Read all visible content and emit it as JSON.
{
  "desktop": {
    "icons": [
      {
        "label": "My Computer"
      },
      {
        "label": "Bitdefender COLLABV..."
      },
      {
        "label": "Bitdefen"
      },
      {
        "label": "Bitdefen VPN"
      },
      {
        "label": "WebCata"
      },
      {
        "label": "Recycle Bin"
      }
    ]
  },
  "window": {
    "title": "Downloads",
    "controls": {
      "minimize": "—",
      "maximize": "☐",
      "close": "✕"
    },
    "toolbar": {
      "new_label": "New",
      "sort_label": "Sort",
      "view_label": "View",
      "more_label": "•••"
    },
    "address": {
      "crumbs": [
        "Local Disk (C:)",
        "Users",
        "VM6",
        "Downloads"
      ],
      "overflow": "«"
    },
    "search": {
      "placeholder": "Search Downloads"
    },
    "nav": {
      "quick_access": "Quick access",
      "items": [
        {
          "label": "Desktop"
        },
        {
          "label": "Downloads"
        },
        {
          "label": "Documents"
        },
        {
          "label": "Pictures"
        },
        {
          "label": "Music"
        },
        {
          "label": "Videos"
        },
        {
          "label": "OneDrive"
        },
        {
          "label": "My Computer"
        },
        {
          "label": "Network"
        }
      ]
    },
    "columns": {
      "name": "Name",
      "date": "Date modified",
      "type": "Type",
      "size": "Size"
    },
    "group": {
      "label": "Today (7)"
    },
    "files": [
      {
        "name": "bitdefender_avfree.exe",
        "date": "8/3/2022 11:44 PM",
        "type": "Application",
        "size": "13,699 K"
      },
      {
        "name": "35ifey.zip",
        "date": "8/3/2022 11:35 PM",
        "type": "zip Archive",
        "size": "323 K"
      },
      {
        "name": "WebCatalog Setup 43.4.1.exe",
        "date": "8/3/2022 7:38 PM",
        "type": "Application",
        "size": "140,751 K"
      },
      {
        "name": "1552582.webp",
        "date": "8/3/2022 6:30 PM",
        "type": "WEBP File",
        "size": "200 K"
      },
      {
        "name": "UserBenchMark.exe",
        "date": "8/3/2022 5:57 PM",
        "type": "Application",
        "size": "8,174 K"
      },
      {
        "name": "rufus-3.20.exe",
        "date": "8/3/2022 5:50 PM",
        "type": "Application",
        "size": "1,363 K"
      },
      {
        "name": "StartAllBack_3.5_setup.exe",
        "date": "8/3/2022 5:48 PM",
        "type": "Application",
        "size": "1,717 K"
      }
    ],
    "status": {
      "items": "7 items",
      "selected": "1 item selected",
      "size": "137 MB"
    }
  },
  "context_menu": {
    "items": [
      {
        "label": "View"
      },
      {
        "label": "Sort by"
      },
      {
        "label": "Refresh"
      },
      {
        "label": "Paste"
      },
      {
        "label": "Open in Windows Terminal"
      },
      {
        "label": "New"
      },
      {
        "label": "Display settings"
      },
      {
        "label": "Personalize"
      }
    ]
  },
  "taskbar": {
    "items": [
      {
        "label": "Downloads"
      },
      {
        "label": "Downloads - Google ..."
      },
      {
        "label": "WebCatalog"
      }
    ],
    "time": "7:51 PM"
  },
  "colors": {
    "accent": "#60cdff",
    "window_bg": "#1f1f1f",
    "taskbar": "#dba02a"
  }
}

#### [THE PROBLEM]
Transcribe the entire listing above precisely.

#### [COMPLETE ANSWER]
Read all visible content and emit it as JSON.
{
  "desktop": {
    "icons": [
      {
        "label": "My Computer"
      },
      {
        "label": "Bitdefender COLLABV..."
      },
      {
        "label": "Bitdefen"
      },
      {
        "label": "Bitdefen VPN"
      },
      {
        "label": "WebCata"
      },
      {
        "label": "Recycle Bin"
      }
    ]
  },
  "window": {
    "title": "Downloads",
    "controls": {
      "minimize": "—",
      "maximize": "☐",
      "close": "✕"
    },
    "toolbar": {
      "new_label": "New",
      "sort_label": "Sort",
      "view_label": "View",
      "more_label": "•••"
    },
    "address": {
      "crumbs": [
        "Local Disk (C:)",
        "Users",
        "VM6",
        "Downloads"
      ],
      "overflow": "«"
    },
    "search": {
      "placeholder": "Search Downloads"
    },
    "nav": {
      "quick_access": "Quick access",
      "items": [
        {
          "label": "Desktop"
        },
        {
          "label": "Downloads"
        },
        {
          "label": "Documents"
        },
        {
          "label": "Pictures"
        },
        {
          "label": "Music"
        },
        {
          "label": "Videos"
        },
        {
          "label": "OneDrive"
        },
        {
          "label": "My Computer"
        },
        {
          "label": "Network"
        }
      ]
    },
    "columns": {
      "name": "Name",
      "date": "Date modified",
      "type": "Type",
      "size": "Size"
    },
    "group": {
      "label": "Today (7)"
    },
    "files": [
      {
        "name": "bitdefender_avfree.exe",
        "date": "8/3/2022 11:44 PM",
        "type": "Application",
        "size": "13,699 K"
      },
      {
        "name": "35ifey.zip",
        "date": "8/3/2022 11:35 PM",
        "type": "zip Archive",
        "size": "323 K"
      },
      {
        "name": "WebCatalog Setup 43.4.1.exe",
        "date": "8/3/2022 7:38 PM",
        "type": "Application",
        "size": "140,751 K"
      },
      {
        "name": "1552582.webp",
        "date": "8/3/2022 6:30 PM",
        "type": "WEBP File",
        "size": "200 K"
      },
      {
        "name": "UserBenchMark.exe",
        "date": "8/3/2022 5:57 PM",
        "type": "Application",
        "size": "8,174 K"
      },
      {
        "name": "rufus-3.20.exe",
        "date": "8/3/2022 5:50 PM",
        "type": "Application",
        "size": "1,363 K"
      },
      {
        "name": "StartAllBack_3.5_setup.exe",
        "date": "8/3/2022 5:48 PM",
        "type": "Application",
        "size": "1,717 K"
      }
    ],
    "status": {
      "items": "7 items",
      "selected": "1 item selected",
      "size": "137 MB"
    }
  },
  "context_menu": {
    "items": [
      {
        "label": "View"
      },
      {
        "label": "Sort by"
      },
      {
        "label": "Refresh"
      },
      {
        "label": "Paste"
      },
      {
        "label": "Open in Windows Terminal"
      },
      {
        "label": "New"
      },
      {
        "label": "Display settings"
      },
      {
        "label": "Personalize"
      }
    ]
  },
  "taskbar": {
    "items": [
      {
        "label": "Downloads"
      },
      {
        "label": "Downloads - Google ..."
      },
      {
        "label": "WebCatalog"
      }
    ],
    "time": "7:51 PM"
  },
  "colors": {
    "accent": "#60cdff",
    "window_bg": "#1f1f1f",
    "taskbar": "#dba02a"
  }
}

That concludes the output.